▸ Aim of the exercise:
Exactly and only the lines from the line holding "Read this page and output its text content." to the end of the records should be reproduced. Leave pictures out.

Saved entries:
- - -

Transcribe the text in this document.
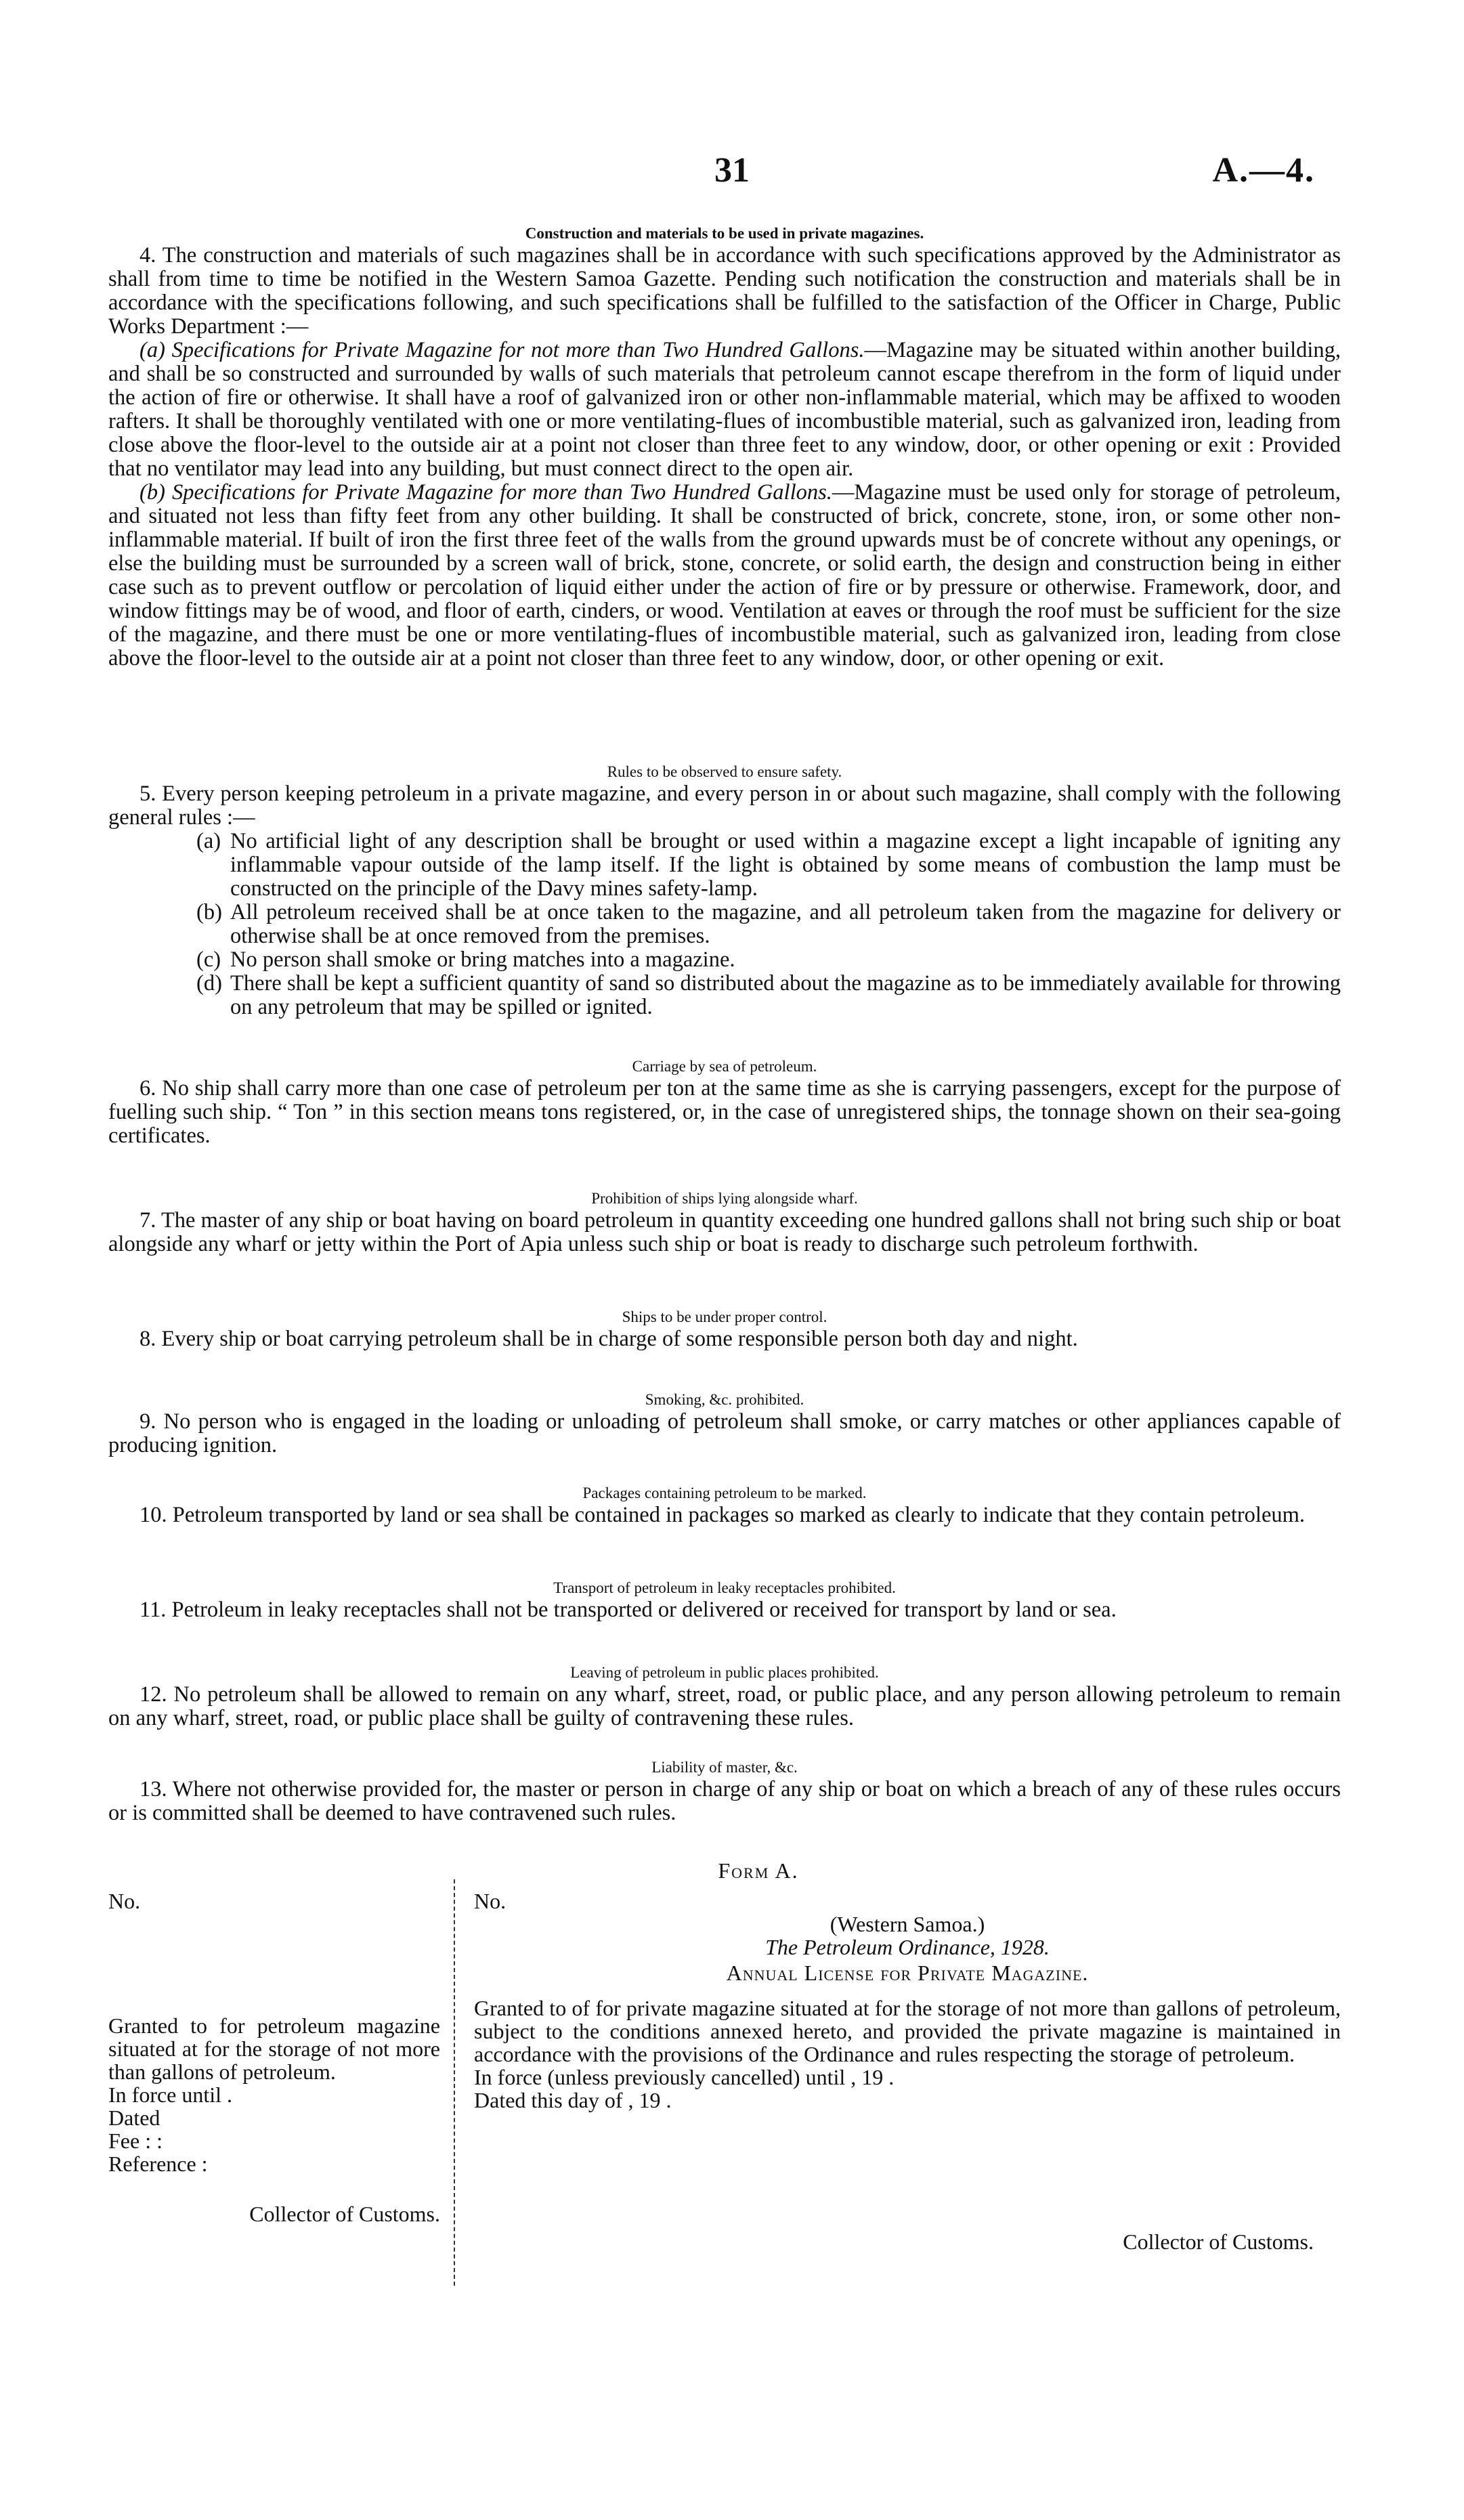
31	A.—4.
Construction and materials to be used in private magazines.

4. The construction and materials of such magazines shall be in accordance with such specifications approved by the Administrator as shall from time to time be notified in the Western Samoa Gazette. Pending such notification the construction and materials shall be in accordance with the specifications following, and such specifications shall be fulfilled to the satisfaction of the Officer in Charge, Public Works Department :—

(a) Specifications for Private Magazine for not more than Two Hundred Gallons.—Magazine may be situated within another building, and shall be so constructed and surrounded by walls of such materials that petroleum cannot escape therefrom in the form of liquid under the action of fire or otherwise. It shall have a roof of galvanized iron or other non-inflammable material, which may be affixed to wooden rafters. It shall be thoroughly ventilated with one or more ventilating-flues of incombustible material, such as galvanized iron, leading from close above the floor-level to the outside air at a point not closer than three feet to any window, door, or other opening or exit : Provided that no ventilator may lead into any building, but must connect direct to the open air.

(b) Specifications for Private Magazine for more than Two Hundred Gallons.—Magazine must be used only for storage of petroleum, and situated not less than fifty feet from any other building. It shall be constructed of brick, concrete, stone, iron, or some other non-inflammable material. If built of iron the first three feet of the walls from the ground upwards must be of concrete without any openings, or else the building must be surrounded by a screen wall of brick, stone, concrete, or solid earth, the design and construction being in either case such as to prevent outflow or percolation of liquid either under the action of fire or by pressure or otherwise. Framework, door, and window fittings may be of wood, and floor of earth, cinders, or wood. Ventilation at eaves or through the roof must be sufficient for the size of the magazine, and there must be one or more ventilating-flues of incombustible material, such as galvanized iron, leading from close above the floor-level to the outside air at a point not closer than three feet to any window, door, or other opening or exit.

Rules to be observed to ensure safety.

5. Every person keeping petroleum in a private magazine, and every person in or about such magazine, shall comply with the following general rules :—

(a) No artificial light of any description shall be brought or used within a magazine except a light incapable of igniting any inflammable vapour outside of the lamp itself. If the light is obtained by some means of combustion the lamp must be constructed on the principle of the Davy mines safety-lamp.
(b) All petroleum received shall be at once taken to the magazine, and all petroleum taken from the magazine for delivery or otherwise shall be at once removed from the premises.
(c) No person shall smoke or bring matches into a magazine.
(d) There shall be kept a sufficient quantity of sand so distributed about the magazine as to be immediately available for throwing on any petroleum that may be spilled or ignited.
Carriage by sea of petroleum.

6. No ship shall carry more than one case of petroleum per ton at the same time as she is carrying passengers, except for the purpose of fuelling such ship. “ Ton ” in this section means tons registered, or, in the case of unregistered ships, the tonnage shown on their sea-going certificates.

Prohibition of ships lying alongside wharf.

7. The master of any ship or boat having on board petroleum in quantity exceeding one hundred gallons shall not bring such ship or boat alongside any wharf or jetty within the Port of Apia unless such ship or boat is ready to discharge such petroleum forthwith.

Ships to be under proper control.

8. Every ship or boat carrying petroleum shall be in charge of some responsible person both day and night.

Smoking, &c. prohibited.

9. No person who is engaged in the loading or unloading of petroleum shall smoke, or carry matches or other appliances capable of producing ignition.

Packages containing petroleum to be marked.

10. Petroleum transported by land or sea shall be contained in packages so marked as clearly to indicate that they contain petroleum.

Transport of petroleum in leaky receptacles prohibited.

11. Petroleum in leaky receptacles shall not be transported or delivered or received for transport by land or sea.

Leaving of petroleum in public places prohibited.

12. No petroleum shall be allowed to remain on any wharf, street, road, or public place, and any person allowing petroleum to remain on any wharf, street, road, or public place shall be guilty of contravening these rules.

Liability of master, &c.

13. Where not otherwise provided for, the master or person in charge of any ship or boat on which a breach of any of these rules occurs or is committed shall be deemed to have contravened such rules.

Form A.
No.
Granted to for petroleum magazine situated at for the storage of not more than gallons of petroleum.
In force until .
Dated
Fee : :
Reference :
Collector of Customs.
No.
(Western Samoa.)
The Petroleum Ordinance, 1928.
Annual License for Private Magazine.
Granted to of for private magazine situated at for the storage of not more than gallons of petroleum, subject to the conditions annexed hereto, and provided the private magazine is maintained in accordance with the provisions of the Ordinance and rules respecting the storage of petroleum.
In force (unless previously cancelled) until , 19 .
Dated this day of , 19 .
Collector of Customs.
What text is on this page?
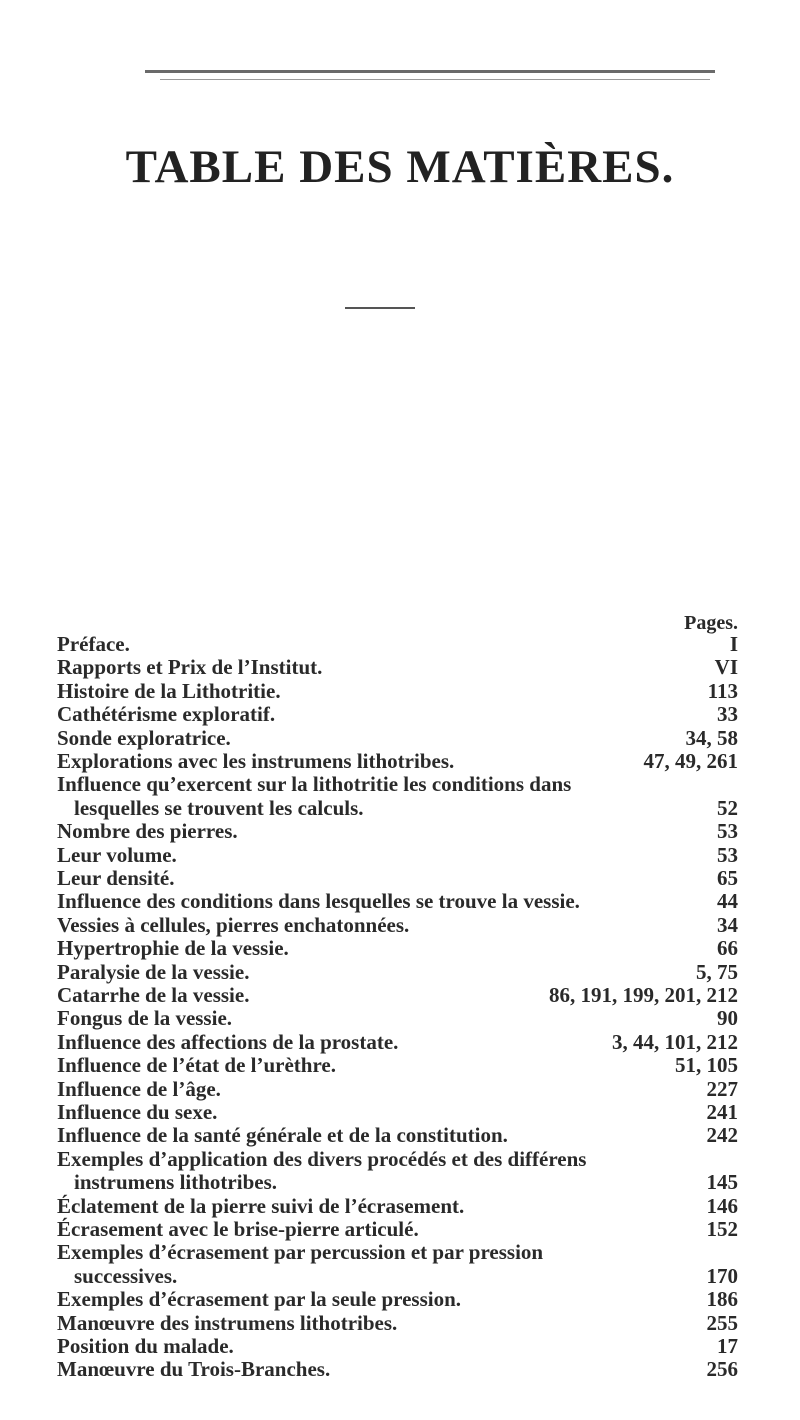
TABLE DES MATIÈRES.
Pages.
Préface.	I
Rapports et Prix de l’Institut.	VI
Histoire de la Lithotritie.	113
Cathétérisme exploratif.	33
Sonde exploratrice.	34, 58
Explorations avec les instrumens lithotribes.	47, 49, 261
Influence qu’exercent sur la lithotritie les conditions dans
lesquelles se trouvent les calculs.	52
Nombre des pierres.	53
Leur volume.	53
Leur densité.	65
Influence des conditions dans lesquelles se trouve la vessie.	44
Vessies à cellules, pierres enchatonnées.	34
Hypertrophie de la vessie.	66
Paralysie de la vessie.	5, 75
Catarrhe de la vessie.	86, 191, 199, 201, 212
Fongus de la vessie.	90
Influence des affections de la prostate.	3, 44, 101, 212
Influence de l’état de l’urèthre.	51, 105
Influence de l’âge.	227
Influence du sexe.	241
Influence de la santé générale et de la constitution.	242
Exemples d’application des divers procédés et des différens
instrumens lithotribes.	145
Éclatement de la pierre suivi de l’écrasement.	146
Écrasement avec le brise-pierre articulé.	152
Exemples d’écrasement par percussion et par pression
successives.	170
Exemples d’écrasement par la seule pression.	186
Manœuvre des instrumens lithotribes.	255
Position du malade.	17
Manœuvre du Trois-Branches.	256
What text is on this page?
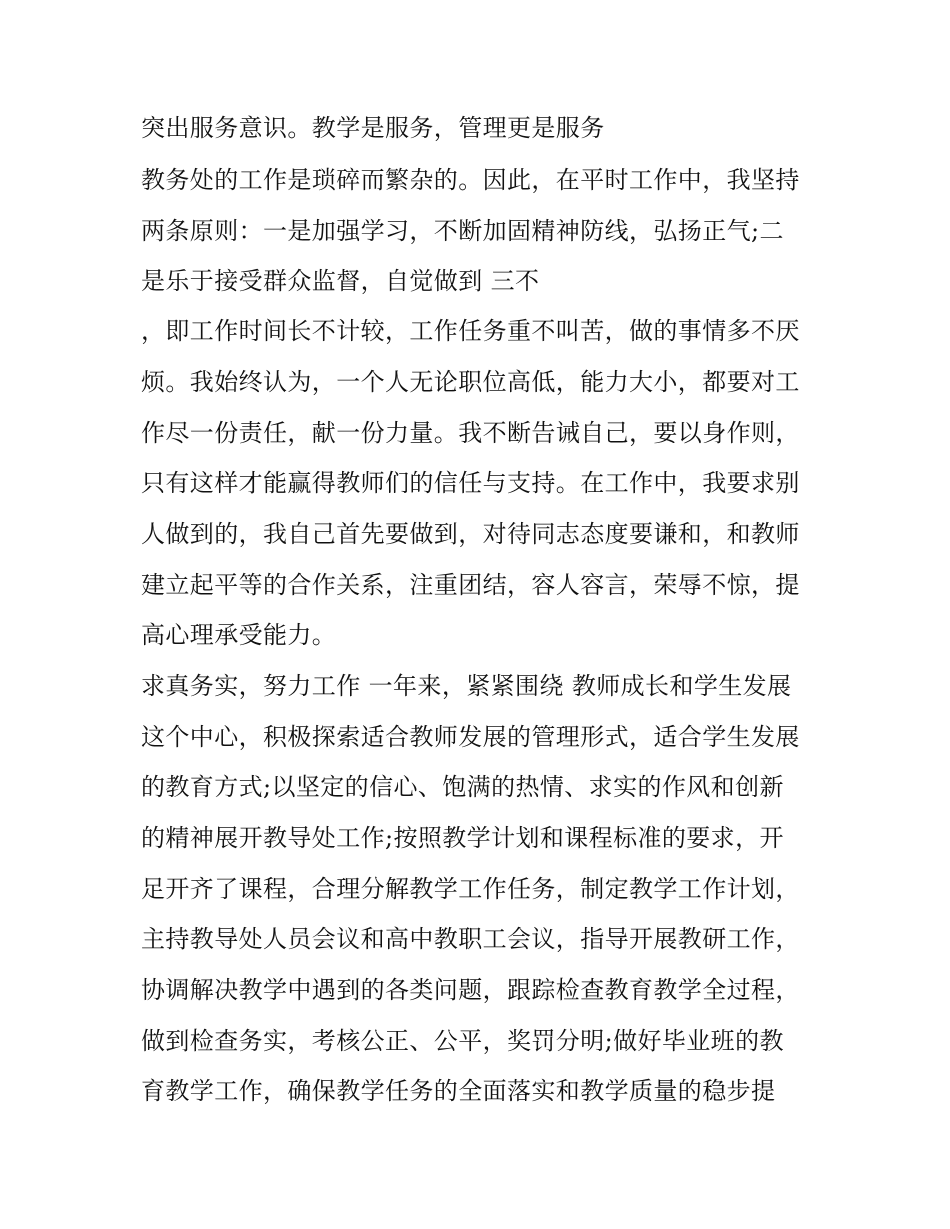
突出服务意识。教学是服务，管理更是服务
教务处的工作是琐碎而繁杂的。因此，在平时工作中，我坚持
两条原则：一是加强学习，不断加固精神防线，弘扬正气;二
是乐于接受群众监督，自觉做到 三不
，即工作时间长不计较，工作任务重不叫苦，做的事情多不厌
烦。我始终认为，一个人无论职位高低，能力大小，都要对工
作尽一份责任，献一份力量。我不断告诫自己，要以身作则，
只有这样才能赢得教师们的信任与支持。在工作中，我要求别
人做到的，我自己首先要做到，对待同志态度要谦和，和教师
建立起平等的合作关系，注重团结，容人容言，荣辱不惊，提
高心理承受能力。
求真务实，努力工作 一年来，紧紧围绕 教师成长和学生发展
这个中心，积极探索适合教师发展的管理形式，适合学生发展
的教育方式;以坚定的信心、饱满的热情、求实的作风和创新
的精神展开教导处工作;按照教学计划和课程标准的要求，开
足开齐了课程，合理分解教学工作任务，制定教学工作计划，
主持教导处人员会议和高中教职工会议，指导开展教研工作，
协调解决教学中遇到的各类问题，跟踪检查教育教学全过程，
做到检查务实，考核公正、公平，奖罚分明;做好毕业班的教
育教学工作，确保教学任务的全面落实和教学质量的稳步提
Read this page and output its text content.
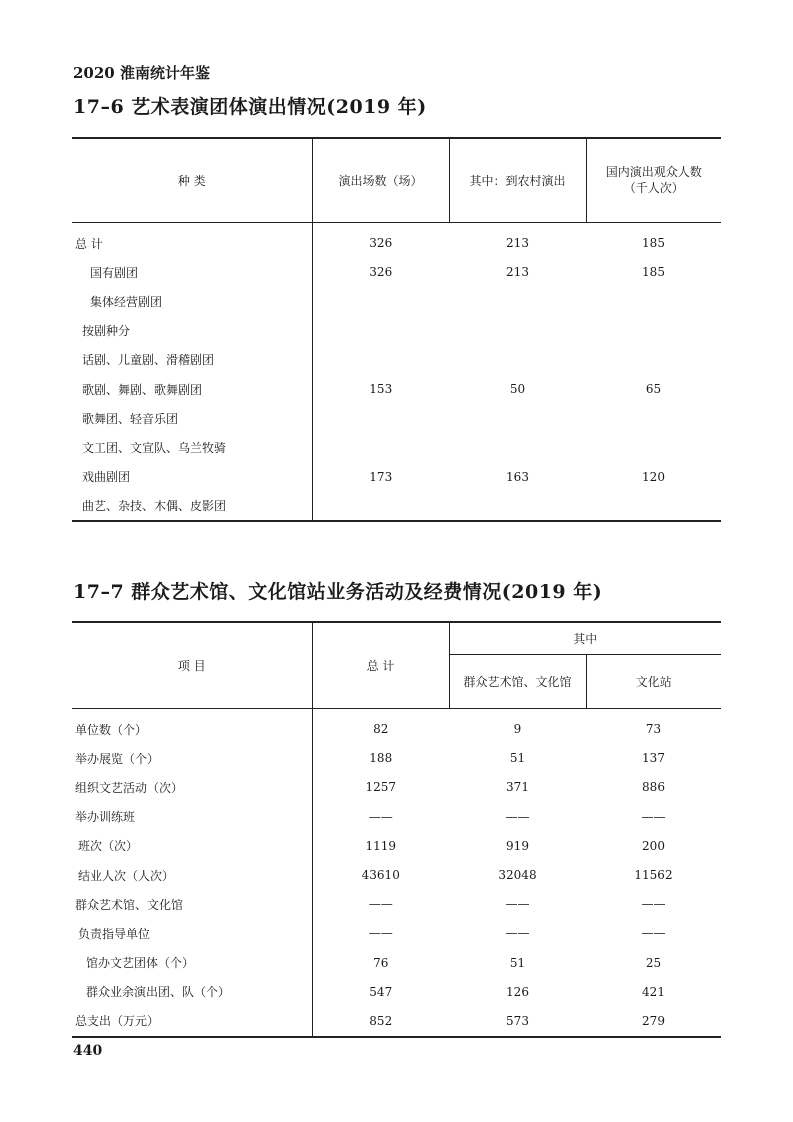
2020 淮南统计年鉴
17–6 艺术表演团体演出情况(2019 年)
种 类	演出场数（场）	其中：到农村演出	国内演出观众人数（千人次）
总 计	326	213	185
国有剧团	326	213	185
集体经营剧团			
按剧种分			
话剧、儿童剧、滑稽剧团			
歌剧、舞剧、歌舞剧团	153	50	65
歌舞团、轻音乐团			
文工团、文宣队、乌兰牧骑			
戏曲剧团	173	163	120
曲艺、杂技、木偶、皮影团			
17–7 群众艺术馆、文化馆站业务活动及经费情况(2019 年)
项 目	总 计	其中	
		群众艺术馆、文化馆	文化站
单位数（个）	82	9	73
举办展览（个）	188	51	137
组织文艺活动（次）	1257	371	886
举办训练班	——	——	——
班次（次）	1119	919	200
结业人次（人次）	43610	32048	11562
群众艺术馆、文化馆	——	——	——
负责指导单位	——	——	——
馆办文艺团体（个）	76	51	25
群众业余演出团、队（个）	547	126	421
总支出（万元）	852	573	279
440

- - -

▸ Response to the task:
Read this page and output its text content.
2020 淮南统计年鉴
17–6 艺术表演团体演出情况(2019 年)
种 类	演出场数（场）	其中：到农村演出	国内演出观众人数（千人次）
总 计	326	213	185
国有剧团	326	213	185
集体经营剧团			
按剧种分			
话剧、儿童剧、滑稽剧团			
歌剧、舞剧、歌舞剧团	153	50	65
歌舞团、轻音乐团			
文工团、文宣队、乌兰牧骑			
戏曲剧团	173	163	120
曲艺、杂技、木偶、皮影团			
17–7 群众艺术馆、文化馆站业务活动及经费情况(2019 年)
项 目	总 计	其中	
		群众艺术馆、文化馆	文化站
单位数（个）	82	9	73
举办展览（个）	188	51	137
组织文艺活动（次）	1257	371	886
举办训练班	——	——	——
班次（次）	1119	919	200
结业人次（人次）	43610	32048	11562
群众艺术馆、文化馆	——	——	——
负责指导单位	——	——	——
馆办文艺团体（个）	76	51	25
群众业余演出团、队（个）	547	126	421
总支出（万元）	852	573	279
440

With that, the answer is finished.